## EXERCISE OBJECTIVE
Check each line of the data for "view" and select those that have it.

## DATA TO PROCESS
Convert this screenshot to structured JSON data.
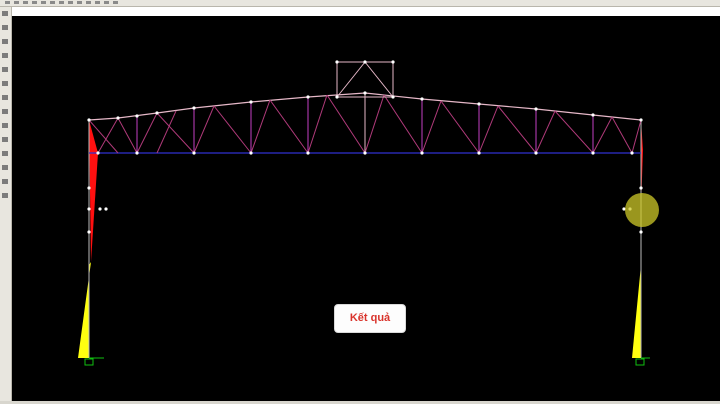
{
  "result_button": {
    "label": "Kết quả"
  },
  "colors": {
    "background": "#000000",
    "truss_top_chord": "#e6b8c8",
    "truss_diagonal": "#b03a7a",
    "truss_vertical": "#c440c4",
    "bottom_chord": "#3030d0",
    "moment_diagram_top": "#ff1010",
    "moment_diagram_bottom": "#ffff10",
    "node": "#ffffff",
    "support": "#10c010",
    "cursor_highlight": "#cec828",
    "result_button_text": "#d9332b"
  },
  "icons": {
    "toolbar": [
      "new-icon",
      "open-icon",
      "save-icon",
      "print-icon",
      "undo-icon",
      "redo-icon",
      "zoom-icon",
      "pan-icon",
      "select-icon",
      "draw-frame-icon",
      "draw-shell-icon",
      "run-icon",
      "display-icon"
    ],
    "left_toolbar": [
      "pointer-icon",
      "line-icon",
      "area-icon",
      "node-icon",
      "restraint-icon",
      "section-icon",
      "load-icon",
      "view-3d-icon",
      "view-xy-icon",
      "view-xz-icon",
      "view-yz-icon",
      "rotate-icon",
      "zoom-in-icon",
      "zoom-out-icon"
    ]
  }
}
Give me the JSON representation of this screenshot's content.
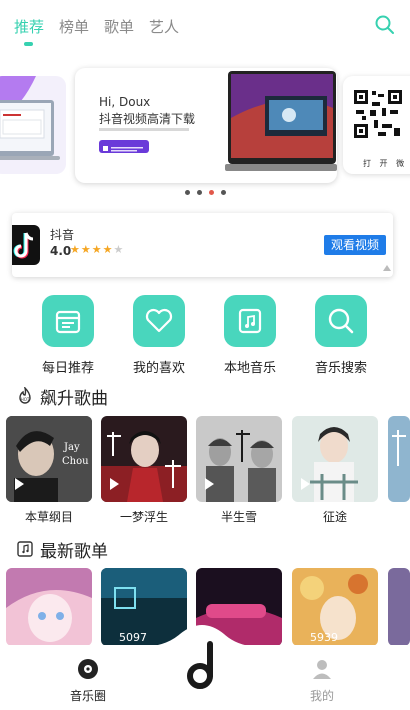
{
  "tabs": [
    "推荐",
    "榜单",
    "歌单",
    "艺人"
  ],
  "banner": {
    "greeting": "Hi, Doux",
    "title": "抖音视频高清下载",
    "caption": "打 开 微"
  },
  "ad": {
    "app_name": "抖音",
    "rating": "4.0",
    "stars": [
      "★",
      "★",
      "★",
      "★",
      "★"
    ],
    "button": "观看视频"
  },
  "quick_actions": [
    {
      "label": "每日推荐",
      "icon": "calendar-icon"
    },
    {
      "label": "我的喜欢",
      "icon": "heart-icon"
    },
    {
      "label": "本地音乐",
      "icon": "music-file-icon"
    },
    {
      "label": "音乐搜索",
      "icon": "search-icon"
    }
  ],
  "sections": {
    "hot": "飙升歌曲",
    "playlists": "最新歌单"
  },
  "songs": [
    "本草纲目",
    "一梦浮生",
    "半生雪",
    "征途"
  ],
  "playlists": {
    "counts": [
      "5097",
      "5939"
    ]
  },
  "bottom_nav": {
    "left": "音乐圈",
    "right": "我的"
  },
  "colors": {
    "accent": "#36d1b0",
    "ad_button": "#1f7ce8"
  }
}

==

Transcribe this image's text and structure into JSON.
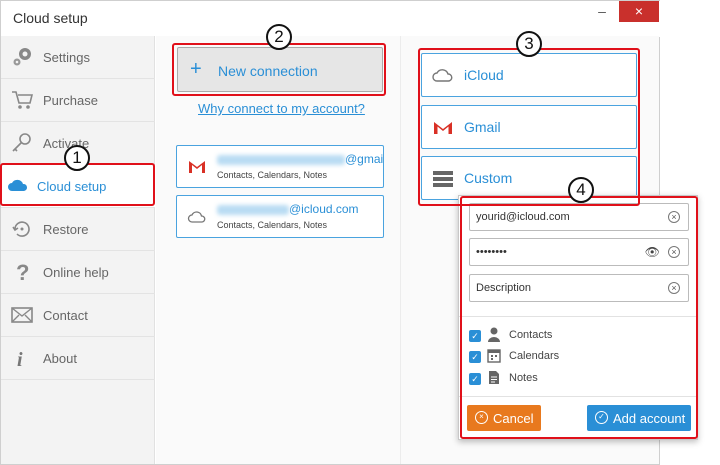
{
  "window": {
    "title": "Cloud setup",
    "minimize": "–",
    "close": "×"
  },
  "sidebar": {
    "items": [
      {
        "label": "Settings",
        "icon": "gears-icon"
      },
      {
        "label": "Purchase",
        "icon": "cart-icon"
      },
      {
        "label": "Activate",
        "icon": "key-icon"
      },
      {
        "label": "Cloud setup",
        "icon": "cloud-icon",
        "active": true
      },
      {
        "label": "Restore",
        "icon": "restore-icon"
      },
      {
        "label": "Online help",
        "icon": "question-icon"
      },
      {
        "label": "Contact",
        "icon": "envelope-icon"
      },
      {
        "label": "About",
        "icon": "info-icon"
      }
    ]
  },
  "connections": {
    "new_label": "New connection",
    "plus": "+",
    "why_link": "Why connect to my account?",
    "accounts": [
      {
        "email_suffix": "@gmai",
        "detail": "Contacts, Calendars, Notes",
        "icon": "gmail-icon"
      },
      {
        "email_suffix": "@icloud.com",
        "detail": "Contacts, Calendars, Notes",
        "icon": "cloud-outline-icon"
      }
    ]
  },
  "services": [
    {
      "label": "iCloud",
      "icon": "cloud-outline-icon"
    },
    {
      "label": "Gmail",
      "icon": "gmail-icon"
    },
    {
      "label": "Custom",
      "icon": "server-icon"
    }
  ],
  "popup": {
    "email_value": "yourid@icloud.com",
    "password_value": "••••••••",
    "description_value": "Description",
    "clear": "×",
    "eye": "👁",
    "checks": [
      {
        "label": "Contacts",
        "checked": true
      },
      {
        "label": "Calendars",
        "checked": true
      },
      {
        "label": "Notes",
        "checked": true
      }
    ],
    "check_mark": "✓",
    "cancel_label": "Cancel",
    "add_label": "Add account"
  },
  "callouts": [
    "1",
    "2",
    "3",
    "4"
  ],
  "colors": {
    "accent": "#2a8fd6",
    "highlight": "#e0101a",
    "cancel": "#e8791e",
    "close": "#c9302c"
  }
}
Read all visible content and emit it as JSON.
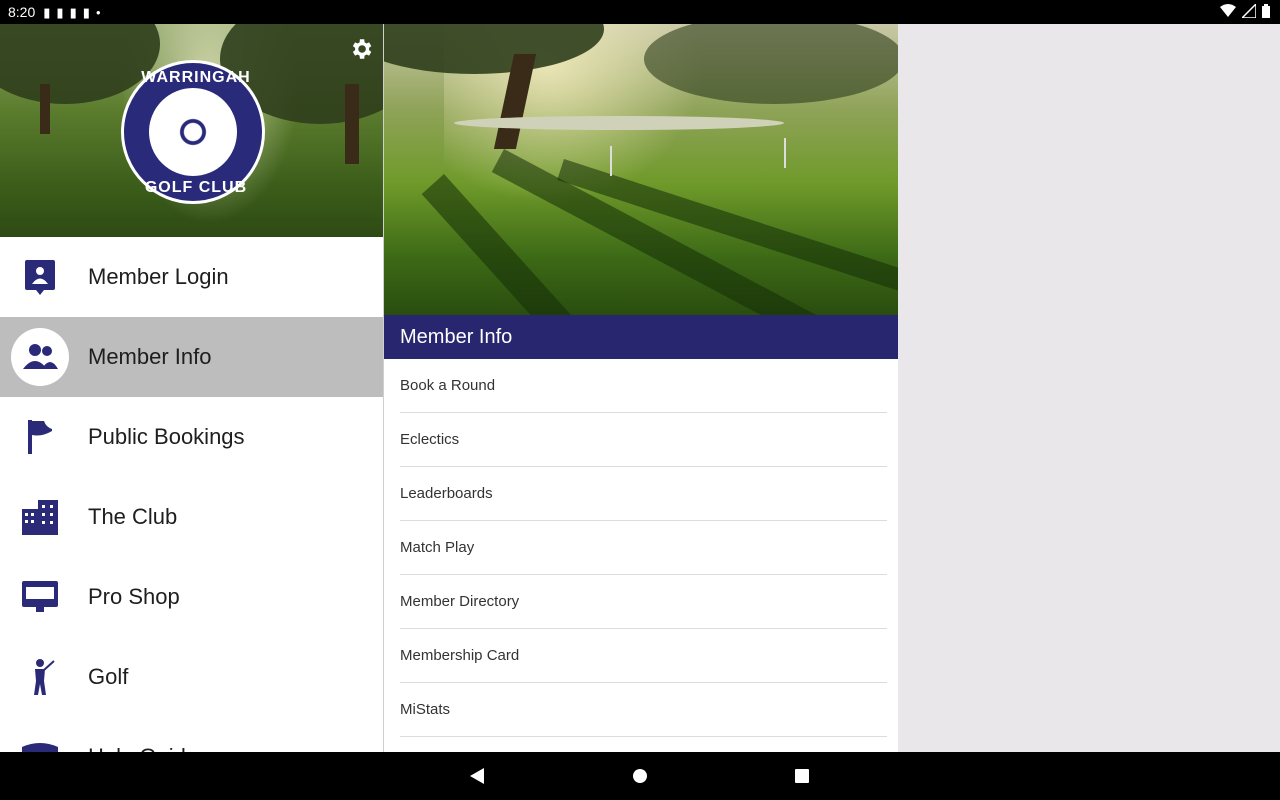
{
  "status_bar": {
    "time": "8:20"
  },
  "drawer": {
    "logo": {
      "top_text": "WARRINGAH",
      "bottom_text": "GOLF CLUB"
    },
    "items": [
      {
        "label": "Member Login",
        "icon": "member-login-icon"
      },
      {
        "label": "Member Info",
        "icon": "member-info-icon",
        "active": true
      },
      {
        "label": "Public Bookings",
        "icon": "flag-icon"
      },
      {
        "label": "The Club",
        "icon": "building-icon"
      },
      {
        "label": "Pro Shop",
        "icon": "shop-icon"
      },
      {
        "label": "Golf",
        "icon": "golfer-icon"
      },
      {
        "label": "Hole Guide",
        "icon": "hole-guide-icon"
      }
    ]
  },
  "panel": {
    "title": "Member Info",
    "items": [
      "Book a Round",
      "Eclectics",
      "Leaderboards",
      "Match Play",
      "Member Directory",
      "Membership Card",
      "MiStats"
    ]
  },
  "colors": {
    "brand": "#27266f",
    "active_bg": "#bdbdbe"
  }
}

## FINAL ANSWER
      "view-3d-icon",
      "view-xy-icon",
      "view-xz-icon",
      "view-yz-icon",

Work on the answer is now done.